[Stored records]
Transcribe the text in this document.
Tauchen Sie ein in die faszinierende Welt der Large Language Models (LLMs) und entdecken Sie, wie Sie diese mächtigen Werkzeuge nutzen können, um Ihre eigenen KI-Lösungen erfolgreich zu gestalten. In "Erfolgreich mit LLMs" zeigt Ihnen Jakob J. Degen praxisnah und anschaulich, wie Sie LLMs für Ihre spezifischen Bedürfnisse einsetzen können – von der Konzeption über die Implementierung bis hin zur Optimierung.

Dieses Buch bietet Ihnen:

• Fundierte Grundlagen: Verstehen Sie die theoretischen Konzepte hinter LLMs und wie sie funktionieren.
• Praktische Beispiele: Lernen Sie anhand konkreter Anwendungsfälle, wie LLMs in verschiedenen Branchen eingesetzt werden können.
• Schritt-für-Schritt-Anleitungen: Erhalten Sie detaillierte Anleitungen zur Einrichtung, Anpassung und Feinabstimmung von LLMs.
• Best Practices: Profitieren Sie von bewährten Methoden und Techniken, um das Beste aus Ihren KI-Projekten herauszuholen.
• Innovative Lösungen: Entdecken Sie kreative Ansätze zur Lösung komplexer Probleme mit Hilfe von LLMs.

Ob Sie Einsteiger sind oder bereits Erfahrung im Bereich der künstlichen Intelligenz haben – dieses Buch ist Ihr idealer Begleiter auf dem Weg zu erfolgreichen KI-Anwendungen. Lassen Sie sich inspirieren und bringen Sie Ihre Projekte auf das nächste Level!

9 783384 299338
==
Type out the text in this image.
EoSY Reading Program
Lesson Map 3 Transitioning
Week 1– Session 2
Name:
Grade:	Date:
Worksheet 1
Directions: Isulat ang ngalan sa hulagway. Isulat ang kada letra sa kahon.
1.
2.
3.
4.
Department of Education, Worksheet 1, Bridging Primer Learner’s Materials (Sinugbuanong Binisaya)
==
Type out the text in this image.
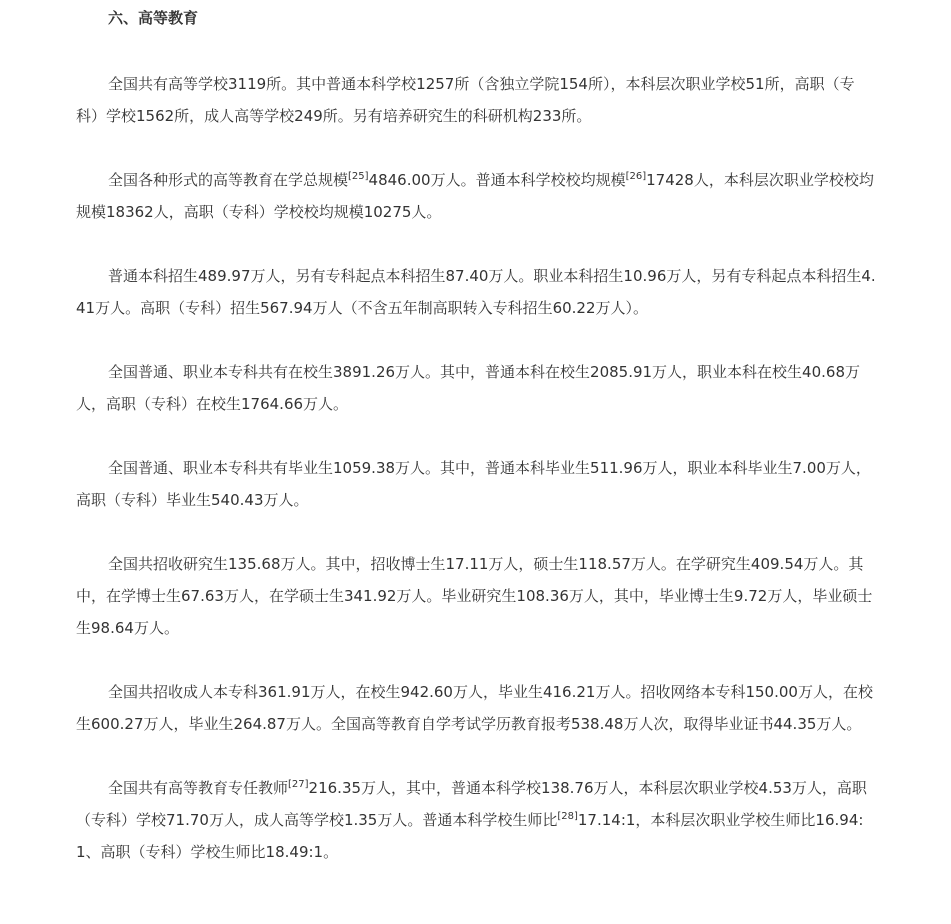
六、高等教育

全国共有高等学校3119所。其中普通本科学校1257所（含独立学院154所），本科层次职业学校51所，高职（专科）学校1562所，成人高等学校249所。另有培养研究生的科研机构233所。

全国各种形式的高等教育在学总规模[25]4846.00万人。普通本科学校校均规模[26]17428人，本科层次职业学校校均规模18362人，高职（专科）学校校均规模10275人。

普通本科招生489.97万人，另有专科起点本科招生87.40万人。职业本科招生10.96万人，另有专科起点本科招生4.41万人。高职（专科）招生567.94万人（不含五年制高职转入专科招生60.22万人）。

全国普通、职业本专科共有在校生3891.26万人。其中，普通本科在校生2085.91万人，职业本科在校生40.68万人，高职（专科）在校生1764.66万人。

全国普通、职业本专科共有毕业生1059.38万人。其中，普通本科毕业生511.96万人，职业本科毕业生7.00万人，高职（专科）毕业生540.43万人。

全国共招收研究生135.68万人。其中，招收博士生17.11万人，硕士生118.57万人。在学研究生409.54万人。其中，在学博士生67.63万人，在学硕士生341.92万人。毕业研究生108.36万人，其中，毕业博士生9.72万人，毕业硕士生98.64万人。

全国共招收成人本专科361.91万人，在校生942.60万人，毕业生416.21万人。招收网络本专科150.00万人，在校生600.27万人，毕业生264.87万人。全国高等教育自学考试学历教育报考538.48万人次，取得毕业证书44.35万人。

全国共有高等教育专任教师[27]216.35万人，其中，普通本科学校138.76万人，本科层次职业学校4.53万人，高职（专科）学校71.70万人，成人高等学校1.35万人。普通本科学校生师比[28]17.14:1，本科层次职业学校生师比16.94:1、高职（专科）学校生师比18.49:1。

◆ TASK PROMPT
Within the listing above, work out how many lines contain the string "können", and reply with that number only.

◆ EXPECTED ANSWER
2